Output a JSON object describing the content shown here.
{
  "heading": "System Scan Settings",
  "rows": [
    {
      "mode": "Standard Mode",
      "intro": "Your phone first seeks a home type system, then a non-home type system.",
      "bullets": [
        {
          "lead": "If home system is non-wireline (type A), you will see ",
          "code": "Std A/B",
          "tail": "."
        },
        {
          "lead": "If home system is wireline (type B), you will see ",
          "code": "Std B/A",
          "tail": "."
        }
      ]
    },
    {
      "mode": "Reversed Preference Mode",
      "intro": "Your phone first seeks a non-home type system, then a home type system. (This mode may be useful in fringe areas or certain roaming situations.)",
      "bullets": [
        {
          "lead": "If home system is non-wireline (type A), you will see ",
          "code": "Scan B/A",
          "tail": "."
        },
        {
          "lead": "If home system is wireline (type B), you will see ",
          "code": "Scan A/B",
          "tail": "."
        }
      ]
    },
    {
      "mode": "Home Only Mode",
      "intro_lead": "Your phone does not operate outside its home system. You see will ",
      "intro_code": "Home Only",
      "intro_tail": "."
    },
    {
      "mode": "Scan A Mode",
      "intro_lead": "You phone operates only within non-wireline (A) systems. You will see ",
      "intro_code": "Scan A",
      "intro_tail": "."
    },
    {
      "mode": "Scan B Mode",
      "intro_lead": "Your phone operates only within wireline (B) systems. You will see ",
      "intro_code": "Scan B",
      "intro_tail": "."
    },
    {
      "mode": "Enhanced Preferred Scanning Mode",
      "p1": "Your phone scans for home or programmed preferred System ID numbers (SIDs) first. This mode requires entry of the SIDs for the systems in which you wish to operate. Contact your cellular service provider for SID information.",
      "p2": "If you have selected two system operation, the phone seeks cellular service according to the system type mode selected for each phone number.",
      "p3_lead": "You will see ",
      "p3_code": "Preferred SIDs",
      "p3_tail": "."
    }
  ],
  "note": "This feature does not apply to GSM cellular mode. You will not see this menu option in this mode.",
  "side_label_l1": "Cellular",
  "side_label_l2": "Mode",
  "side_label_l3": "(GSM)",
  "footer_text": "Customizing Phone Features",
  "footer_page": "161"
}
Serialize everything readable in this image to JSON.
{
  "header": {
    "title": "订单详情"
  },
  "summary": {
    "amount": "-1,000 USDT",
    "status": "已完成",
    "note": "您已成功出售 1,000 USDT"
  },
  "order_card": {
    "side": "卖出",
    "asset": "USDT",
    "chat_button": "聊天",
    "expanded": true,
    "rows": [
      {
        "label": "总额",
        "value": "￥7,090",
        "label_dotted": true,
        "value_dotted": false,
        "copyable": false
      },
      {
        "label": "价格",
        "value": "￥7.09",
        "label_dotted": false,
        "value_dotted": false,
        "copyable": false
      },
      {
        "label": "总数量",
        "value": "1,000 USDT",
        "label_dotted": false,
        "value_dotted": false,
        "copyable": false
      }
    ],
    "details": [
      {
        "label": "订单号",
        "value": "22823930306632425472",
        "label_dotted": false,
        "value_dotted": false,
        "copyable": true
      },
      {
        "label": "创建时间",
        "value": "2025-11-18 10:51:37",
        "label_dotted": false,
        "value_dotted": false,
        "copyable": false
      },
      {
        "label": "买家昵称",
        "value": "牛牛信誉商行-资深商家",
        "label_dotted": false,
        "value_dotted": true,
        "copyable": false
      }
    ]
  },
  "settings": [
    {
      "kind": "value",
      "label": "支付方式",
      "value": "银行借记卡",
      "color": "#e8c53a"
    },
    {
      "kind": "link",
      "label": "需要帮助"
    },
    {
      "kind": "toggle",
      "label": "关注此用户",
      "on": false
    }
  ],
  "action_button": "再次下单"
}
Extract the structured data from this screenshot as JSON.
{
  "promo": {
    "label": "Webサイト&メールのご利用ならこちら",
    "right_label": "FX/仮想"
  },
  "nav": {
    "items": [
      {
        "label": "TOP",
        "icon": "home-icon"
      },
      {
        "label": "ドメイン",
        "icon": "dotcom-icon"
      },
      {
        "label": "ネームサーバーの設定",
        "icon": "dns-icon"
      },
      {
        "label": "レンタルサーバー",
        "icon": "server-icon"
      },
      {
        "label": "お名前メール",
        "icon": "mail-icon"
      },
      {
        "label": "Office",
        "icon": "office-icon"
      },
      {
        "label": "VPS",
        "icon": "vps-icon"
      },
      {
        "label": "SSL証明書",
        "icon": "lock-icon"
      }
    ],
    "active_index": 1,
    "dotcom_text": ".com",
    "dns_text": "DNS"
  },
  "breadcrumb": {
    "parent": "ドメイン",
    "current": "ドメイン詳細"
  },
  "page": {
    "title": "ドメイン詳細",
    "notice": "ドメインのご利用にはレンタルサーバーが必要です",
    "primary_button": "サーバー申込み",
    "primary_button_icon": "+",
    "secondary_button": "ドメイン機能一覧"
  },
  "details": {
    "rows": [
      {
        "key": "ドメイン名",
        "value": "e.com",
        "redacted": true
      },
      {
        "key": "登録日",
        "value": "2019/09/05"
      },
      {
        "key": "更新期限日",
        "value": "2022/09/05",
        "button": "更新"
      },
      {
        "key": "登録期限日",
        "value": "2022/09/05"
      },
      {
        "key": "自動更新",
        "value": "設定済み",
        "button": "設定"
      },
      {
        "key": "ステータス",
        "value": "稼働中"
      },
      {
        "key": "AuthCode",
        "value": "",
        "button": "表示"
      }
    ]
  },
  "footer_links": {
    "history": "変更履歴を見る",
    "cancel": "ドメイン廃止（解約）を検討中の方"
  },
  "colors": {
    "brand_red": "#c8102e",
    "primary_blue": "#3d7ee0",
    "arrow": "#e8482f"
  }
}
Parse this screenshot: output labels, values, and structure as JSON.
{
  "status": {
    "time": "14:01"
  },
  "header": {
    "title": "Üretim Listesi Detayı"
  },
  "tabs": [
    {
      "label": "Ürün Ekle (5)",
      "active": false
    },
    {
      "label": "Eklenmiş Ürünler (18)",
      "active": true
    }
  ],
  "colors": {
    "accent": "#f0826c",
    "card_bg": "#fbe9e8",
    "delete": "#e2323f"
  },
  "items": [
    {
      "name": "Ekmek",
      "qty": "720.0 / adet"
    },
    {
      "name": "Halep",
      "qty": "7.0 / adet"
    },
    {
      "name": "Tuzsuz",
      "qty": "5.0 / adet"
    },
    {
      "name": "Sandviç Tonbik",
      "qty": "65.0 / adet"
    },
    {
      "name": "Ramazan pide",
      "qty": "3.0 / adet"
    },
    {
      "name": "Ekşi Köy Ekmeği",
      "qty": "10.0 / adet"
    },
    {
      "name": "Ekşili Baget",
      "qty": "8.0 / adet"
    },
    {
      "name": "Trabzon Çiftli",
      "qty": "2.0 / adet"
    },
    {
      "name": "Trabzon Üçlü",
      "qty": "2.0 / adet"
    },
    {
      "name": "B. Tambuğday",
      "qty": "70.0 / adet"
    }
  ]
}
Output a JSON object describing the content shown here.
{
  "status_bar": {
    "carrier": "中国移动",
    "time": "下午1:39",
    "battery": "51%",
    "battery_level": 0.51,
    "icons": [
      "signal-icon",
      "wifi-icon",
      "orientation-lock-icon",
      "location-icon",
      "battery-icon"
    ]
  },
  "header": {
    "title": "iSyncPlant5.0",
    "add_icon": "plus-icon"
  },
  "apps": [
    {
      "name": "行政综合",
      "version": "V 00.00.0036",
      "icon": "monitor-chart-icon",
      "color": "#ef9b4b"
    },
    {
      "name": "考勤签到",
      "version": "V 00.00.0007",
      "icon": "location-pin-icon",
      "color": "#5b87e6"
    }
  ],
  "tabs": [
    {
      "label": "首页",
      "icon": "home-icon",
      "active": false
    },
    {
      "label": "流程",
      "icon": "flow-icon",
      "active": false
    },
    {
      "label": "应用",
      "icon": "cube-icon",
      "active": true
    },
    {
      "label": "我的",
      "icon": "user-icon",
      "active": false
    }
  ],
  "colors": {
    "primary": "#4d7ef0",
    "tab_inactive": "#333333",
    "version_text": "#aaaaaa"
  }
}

What the task asks: The answer is a single number, the count of lines in the records that contain the string "screenshot".

Result of the exercise: 2